Description of the task -
Return only the count of lines in which the word "JSON" appears.

(Rows from a figure dataset)
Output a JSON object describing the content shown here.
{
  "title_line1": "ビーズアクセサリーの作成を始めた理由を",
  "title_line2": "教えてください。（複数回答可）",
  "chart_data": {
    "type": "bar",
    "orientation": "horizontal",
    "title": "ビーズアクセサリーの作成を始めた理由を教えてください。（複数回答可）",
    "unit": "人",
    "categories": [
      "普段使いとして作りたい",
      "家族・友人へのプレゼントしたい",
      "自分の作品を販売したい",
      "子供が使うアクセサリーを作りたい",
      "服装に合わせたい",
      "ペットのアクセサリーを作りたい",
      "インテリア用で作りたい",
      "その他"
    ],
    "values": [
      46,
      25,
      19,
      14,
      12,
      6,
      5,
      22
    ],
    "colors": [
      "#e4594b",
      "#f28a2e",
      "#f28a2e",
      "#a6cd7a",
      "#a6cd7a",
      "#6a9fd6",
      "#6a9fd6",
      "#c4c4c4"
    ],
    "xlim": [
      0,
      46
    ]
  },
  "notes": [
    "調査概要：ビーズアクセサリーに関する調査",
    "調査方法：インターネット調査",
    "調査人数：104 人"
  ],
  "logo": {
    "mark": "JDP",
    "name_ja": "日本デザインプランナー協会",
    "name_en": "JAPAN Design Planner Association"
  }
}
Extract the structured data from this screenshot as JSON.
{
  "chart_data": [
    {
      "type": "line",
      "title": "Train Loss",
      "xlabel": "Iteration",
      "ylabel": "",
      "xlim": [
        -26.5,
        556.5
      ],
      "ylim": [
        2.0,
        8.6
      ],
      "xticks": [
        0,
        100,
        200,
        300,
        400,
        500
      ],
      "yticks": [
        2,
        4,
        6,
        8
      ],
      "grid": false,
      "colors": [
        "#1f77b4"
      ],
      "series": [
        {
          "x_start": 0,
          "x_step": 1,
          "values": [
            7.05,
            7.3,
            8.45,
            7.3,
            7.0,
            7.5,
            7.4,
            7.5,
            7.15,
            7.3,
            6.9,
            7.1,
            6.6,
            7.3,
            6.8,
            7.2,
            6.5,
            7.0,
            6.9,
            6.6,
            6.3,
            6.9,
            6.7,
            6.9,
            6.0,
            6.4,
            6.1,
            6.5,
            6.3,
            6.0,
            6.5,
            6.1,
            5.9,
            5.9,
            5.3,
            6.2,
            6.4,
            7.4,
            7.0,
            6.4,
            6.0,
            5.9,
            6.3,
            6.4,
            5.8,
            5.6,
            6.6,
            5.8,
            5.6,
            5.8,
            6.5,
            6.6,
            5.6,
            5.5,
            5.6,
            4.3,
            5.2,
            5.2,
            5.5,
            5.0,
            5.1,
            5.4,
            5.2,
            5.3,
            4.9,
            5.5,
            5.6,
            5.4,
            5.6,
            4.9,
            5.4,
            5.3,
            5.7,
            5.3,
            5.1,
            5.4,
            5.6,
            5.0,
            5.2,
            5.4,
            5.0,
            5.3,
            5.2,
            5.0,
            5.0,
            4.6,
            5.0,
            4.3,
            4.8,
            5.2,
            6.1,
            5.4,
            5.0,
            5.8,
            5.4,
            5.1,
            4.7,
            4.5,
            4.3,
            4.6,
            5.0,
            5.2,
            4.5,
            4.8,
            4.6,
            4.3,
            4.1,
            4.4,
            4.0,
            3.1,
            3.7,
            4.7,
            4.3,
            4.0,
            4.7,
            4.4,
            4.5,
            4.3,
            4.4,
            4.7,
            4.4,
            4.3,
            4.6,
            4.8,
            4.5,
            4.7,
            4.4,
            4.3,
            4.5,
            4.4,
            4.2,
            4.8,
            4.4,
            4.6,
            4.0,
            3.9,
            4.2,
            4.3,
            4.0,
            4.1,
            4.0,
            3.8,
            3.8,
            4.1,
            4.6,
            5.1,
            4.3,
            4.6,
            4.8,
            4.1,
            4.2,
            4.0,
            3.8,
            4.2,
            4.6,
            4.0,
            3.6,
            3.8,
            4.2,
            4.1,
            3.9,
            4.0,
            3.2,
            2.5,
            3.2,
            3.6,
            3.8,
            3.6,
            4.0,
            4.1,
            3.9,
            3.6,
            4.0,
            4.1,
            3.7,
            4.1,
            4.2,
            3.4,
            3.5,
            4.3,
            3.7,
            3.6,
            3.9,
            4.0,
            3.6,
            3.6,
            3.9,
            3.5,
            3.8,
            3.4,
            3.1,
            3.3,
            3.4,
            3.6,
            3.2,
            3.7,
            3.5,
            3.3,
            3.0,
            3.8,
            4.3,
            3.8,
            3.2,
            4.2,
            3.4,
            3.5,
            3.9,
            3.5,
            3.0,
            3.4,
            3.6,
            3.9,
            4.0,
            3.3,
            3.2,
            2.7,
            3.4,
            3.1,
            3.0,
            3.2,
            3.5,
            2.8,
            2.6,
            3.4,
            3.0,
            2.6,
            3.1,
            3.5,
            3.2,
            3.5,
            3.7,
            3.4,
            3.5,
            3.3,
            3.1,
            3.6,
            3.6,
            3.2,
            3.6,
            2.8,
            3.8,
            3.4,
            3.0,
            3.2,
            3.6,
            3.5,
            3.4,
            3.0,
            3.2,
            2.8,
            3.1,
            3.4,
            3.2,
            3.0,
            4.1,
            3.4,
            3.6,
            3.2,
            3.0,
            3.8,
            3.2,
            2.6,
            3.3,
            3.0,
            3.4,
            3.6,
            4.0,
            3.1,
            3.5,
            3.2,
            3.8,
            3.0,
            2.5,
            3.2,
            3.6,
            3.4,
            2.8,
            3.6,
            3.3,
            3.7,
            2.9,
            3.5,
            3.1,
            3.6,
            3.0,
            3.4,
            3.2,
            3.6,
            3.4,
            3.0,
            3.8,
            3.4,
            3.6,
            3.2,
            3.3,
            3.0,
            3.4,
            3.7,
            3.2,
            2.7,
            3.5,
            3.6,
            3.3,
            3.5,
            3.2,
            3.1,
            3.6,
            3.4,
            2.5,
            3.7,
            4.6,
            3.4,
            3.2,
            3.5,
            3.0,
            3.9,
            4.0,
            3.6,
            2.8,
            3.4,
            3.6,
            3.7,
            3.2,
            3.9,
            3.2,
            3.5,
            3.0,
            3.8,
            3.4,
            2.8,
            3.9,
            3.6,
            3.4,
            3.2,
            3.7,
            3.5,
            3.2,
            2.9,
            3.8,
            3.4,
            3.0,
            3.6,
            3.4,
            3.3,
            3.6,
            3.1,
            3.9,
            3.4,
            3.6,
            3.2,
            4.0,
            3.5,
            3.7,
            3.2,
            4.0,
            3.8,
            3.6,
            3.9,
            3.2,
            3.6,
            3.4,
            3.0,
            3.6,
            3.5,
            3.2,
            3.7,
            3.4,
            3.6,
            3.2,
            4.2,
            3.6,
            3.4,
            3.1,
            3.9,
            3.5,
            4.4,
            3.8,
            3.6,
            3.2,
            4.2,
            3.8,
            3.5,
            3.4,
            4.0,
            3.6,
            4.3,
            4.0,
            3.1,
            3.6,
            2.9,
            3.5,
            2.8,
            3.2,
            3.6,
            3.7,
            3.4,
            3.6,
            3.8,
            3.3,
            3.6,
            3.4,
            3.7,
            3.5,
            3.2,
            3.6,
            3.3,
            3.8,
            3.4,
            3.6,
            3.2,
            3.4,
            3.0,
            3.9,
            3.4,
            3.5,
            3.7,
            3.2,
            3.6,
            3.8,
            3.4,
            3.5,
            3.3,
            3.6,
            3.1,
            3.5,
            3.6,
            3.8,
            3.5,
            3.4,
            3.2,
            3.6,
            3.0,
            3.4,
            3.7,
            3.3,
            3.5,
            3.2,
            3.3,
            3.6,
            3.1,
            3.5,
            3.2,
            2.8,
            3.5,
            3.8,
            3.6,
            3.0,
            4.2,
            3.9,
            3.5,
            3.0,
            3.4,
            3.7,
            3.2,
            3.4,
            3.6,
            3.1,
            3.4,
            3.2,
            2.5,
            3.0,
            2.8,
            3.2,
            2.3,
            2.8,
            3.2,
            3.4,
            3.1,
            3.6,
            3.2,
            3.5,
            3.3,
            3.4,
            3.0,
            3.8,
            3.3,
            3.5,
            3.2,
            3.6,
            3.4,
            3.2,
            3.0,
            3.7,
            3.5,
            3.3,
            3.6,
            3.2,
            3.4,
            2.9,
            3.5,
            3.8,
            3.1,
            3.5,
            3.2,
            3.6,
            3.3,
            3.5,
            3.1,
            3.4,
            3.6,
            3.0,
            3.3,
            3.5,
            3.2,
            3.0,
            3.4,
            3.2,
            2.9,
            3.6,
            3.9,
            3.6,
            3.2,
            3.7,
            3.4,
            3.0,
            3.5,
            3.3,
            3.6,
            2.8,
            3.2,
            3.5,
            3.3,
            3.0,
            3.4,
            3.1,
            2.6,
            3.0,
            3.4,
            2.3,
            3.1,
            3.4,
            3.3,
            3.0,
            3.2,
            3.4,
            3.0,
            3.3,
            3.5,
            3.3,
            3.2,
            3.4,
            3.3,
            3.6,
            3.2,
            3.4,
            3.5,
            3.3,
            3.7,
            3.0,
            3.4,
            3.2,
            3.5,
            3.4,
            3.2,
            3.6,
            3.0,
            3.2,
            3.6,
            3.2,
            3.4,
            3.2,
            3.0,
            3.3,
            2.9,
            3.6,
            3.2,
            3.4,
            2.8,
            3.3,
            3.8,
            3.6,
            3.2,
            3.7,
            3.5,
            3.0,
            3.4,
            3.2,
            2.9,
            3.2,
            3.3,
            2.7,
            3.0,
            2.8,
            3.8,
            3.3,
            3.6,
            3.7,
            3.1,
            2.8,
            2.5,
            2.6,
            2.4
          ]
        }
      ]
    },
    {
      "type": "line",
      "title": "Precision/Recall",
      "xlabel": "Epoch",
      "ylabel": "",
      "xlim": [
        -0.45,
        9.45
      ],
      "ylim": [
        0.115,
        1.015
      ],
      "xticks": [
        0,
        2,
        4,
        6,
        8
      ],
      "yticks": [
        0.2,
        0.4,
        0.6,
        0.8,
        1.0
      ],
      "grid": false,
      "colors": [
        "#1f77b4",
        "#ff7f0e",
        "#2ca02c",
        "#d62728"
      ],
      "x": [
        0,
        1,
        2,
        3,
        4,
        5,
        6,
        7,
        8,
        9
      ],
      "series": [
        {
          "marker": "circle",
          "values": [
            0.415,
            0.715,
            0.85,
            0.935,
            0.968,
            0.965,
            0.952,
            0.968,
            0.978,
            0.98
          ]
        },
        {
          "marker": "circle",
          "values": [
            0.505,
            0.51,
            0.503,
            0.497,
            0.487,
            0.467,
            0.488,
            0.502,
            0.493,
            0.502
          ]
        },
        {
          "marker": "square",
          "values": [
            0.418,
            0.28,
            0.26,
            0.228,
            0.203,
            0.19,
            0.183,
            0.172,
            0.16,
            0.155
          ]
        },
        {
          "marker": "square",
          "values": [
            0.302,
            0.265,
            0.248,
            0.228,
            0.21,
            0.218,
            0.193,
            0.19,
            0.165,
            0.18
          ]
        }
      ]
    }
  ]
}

Expected output -
2